The records below must be retyped exactly.
#### TASK INPUT
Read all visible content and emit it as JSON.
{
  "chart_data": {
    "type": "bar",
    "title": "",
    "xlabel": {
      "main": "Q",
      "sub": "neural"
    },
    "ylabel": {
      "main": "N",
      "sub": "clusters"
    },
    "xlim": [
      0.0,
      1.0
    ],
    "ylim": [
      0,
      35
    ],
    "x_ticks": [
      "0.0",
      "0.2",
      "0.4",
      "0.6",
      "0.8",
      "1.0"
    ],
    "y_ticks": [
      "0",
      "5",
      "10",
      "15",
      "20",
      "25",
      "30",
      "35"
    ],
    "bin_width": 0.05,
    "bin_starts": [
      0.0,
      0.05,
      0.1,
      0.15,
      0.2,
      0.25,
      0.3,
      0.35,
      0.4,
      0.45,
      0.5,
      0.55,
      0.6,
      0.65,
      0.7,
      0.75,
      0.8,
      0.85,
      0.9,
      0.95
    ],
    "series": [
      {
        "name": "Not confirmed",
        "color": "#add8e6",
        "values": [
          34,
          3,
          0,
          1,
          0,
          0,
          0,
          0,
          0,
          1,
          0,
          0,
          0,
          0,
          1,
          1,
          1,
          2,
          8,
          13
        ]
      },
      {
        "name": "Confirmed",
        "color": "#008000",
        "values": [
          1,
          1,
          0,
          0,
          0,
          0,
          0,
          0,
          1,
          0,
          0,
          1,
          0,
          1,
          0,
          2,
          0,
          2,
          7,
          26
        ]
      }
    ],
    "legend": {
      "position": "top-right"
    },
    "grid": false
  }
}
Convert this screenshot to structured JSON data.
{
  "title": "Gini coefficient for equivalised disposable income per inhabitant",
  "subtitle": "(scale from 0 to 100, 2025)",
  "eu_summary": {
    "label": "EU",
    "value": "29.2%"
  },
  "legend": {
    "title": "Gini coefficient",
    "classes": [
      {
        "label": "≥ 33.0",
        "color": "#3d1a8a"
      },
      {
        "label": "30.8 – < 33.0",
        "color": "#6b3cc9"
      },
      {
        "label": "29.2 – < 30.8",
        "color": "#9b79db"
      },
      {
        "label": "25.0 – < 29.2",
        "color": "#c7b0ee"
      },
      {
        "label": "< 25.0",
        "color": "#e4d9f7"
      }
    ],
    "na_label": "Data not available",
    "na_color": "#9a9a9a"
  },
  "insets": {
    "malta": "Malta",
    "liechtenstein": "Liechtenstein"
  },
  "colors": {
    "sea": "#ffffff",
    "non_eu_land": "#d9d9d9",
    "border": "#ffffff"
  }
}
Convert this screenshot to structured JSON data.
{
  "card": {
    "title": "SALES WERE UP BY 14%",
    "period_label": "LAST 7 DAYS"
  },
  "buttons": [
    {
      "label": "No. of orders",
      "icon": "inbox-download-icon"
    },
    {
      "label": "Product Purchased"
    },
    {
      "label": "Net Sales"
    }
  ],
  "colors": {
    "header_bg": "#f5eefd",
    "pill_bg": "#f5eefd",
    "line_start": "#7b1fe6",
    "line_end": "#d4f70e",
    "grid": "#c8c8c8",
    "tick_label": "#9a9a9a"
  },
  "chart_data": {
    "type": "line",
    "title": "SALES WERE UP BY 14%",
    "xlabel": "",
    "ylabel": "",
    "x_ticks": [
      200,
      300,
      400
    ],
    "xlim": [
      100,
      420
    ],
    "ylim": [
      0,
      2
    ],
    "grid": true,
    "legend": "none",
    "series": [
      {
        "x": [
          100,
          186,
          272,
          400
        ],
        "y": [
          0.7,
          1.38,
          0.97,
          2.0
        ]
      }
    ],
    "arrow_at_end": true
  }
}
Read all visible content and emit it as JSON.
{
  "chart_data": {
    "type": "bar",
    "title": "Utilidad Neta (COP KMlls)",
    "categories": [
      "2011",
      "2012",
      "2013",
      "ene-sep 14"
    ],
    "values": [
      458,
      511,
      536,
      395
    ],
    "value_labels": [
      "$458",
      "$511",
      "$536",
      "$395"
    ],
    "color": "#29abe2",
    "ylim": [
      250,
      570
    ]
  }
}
########
**FINISHED EXERCISE**.
Read all visible content and emit it as JSON.
{
  "chart_data": {
    "type": "bar",
    "title": "",
    "xlabel": {
      "main": "Q",
      "sub": "neural"
    },
    "ylabel": {
      "main": "N",
      "sub": "clusters"
    },
    "xlim": [
      0.0,
      1.0
    ],
    "ylim": [
      0,
      35
    ],
    "x_ticks": [
      "0.0",
      "0.2",
      "0.4",
      "0.6",
      "0.8",
      "1.0"
    ],
    "y_ticks": [
      "0",
      "5",
      "10",
      "15",
      "20",
      "25",
      "30",
      "35"
    ],
    "bin_width": 0.05,
    "bin_starts": [
      0.0,
      0.05,
      0.1,
      0.15,
      0.2,
      0.25,
      0.3,
      0.35,
      0.4,
      0.45,
      0.5,
      0.55,
      0.6,
      0.65,
      0.7,
      0.75,
      0.8,
      0.85,
      0.9,
      0.95
    ],
    "series": [
      {
        "name": "Not confirmed",
        "color": "#add8e6",
        "values": [
          34,
          3,
          0,
          1,
          0,
          0,
          0,
          0,
          0,
          1,
          0,
          0,
          0,
          0,
          1,
          1,
          1,
          2,
          8,
          13
        ]
      },
      {
        "name": "Confirmed",
        "color": "#008000",
        "values": [
          1,
          1,
          0,
          0,
          0,
          0,
          0,
          0,
          1,
          0,
          0,
          1,
          0,
          1,
          0,
          2,
          0,
          2,
          7,
          26
        ]
      }
    ],
    "legend": {
      "position": "top-right"
    },
    "grid": false
  }
}
Convert this screenshot to structured JSON data.
{
  "title": "Gini coefficient for equivalised disposable income per inhabitant",
  "subtitle": "(scale from 0 to 100, 2025)",
  "eu_summary": {
    "label": "EU",
    "value": "29.2%"
  },
  "legend": {
    "title": "Gini coefficient",
    "classes": [
      {
        "label": "≥ 33.0",
        "color": "#3d1a8a"
      },
      {
        "label": "30.8 – < 33.0",
        "color": "#6b3cc9"
      },
      {
        "label": "29.2 – < 30.8",
        "color": "#9b79db"
      },
      {
        "label": "25.0 – < 29.2",
        "color": "#c7b0ee"
      },
      {
        "label": "< 25.0",
        "color": "#e4d9f7"
      }
    ],
    "na_label": "Data not available",
    "na_color": "#9a9a9a"
  },
  "insets": {
    "malta": "Malta",
    "liechtenstein": "Liechtenstein"
  },
  "colors": {
    "sea": "#ffffff",
    "non_eu_land": "#d9d9d9",
    "border": "#ffffff"
  }
}
Convert this screenshot to structured JSON data.
{
  "card": {
    "title": "SALES WERE UP BY 14%",
    "period_label": "LAST 7 DAYS"
  },
  "buttons": [
    {
      "label": "No. of orders",
      "icon": "inbox-download-icon"
    },
    {
      "label": "Product Purchased"
    },
    {
      "label": "Net Sales"
    }
  ],
  "colors": {
    "header_bg": "#f5eefd",
    "pill_bg": "#f5eefd",
    "line_start": "#7b1fe6",
    "line_end": "#d4f70e",
    "grid": "#c8c8c8",
    "tick_label": "#9a9a9a"
  },
  "chart_data": {
    "type": "line",
    "title": "SALES WERE UP BY 14%",
    "xlabel": "",
    "ylabel": "",
    "x_ticks": [
      200,
      300,
      400
    ],
    "xlim": [
      100,
      420
    ],
    "ylim": [
      0,
      2
    ],
    "grid": true,
    "legend": "none",
    "series": [
      {
        "x": [
          100,
          186,
          272,
          400
        ],
        "y": [
          0.7,
          1.38,
          0.97,
          2.0
        ]
      }
    ],
    "arrow_at_end": true
  }
}
Read all visible content and emit it as JSON.
{
  "chart_data": {
    "type": "bar",
    "title": "Utilidad Neta (COP KMlls)",
    "categories": [
      "2011",
      "2012",
      "2013",
      "ene-sep 14"
    ],
    "values": [
      458,
      511,
      536,
      395
    ],
    "value_labels": [
      "$458",
      "$511",
      "$536",
      "$395"
    ],
    "color": "#29abe2",
    "ylim": [
      250,
      570
    ]
  }
}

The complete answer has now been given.